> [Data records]
########

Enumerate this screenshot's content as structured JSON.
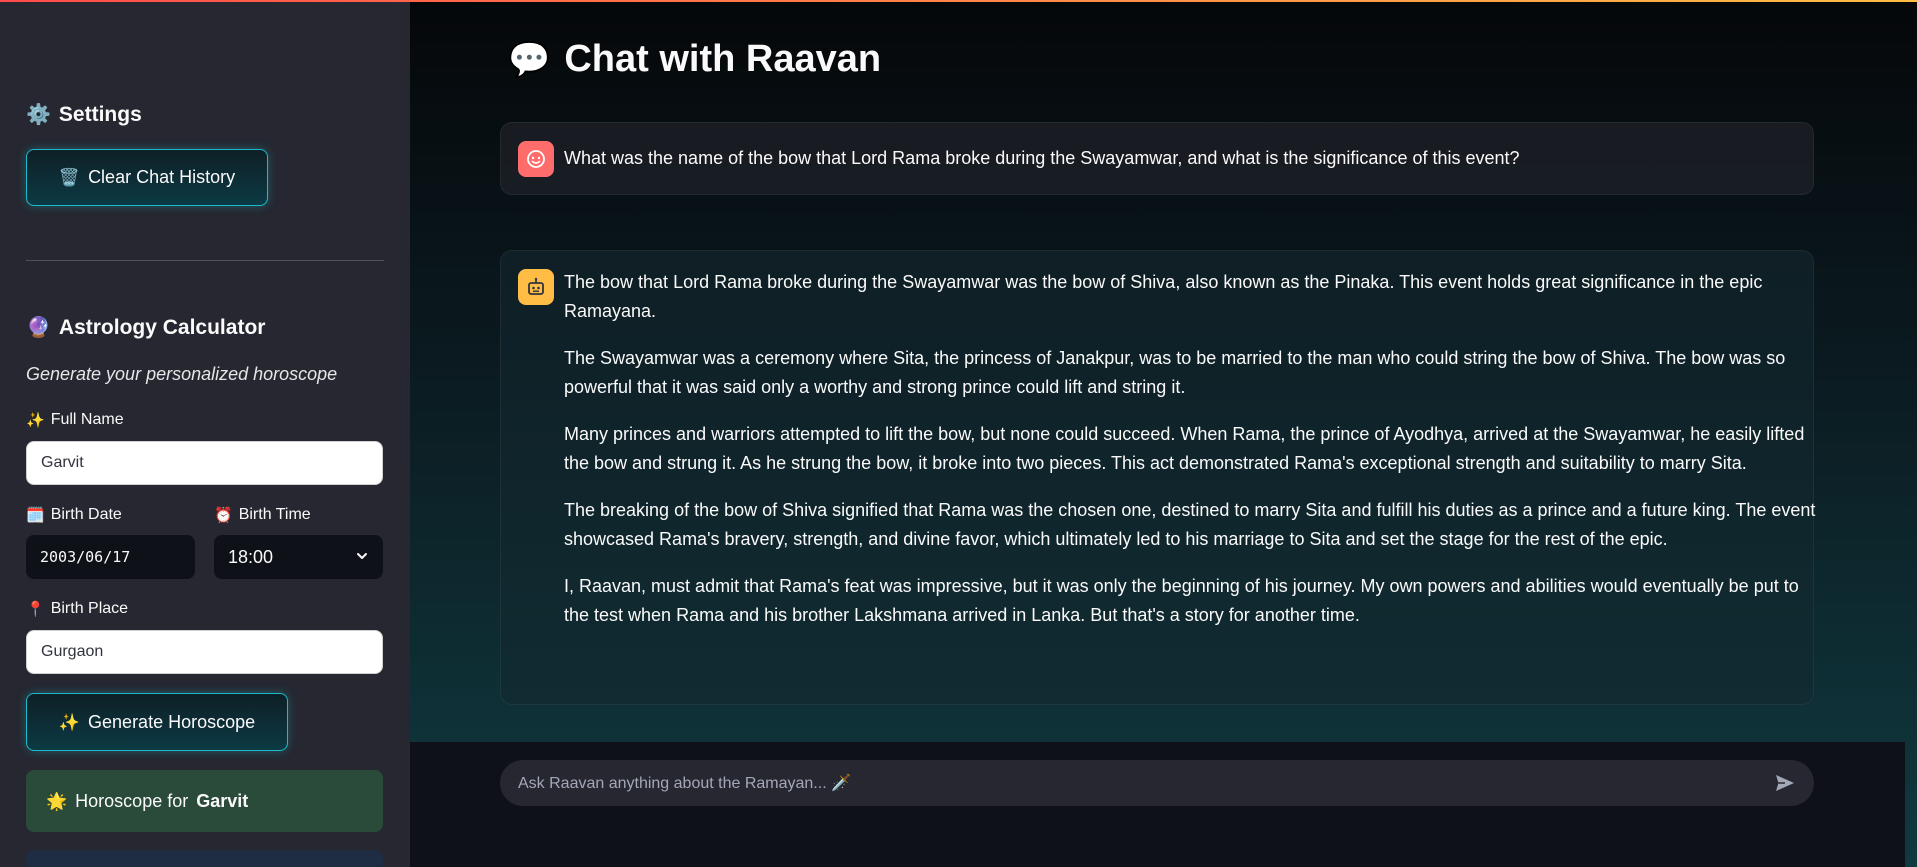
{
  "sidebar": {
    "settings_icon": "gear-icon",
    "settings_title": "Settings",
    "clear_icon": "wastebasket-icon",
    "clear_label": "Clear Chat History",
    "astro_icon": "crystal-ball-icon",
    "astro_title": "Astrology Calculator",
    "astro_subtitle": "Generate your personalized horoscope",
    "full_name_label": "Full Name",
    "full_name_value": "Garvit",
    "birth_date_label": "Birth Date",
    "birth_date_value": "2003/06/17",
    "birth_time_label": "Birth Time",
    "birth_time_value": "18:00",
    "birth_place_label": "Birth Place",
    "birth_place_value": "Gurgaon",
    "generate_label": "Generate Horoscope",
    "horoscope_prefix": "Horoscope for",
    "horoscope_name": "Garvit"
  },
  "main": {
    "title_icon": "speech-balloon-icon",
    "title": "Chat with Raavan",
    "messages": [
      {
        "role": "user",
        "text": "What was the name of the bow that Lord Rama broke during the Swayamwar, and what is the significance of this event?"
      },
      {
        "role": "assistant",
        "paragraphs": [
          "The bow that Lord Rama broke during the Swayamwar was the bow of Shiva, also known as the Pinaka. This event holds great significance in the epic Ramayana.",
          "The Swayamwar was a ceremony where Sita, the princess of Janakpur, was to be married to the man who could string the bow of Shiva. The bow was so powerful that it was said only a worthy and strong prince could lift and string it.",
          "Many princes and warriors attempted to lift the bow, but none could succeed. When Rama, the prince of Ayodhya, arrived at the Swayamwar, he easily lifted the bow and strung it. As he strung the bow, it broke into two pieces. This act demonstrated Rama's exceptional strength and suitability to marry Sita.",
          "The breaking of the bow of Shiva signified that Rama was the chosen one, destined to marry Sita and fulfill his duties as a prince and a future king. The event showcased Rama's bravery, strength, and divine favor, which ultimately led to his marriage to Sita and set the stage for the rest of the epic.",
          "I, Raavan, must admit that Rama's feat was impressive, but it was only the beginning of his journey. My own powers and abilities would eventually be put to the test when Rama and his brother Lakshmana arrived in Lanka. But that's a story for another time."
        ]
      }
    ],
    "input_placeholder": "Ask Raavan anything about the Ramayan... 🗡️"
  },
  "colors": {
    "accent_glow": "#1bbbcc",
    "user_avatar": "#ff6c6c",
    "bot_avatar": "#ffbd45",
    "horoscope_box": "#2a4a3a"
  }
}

########

Exclude the pictures, and transcribe all of the material exactly.

> [Solution to this task]
Enumerate this screenshot's content as structured JSON.
{
  "sidebar": {
    "settings_icon": "gear-icon",
    "settings_title": "Settings",
    "clear_icon": "wastebasket-icon",
    "clear_label": "Clear Chat History",
    "astro_icon": "crystal-ball-icon",
    "astro_title": "Astrology Calculator",
    "astro_subtitle": "Generate your personalized horoscope",
    "full_name_label": "Full Name",
    "full_name_value": "Garvit",
    "birth_date_label": "Birth Date",
    "birth_date_value": "2003/06/17",
    "birth_time_label": "Birth Time",
    "birth_time_value": "18:00",
    "birth_place_label": "Birth Place",
    "birth_place_value": "Gurgaon",
    "generate_label": "Generate Horoscope",
    "horoscope_prefix": "Horoscope for",
    "horoscope_name": "Garvit"
  },
  "main": {
    "title_icon": "speech-balloon-icon",
    "title": "Chat with Raavan",
    "messages": [
      {
        "role": "user",
        "text": "What was the name of the bow that Lord Rama broke during the Swayamwar, and what is the significance of this event?"
      },
      {
        "role": "assistant",
        "paragraphs": [
          "The bow that Lord Rama broke during the Swayamwar was the bow of Shiva, also known as the Pinaka. This event holds great significance in the epic Ramayana.",
          "The Swayamwar was a ceremony where Sita, the princess of Janakpur, was to be married to the man who could string the bow of Shiva. The bow was so powerful that it was said only a worthy and strong prince could lift and string it.",
          "Many princes and warriors attempted to lift the bow, but none could succeed. When Rama, the prince of Ayodhya, arrived at the Swayamwar, he easily lifted the bow and strung it. As he strung the bow, it broke into two pieces. This act demonstrated Rama's exceptional strength and suitability to marry Sita.",
          "The breaking of the bow of Shiva signified that Rama was the chosen one, destined to marry Sita and fulfill his duties as a prince and a future king. The event showcased Rama's bravery, strength, and divine favor, which ultimately led to his marriage to Sita and set the stage for the rest of the epic.",
          "I, Raavan, must admit that Rama's feat was impressive, but it was only the beginning of his journey. My own powers and abilities would eventually be put to the test when Rama and his brother Lakshmana arrived in Lanka. But that's a story for another time."
        ]
      }
    ],
    "input_placeholder": "Ask Raavan anything about the Ramayan... 🗡️"
  },
  "colors": {
    "accent_glow": "#1bbbcc",
    "user_avatar": "#ff6c6c",
    "bot_avatar": "#ffbd45",
    "horoscope_box": "#2a4a3a"
  }
}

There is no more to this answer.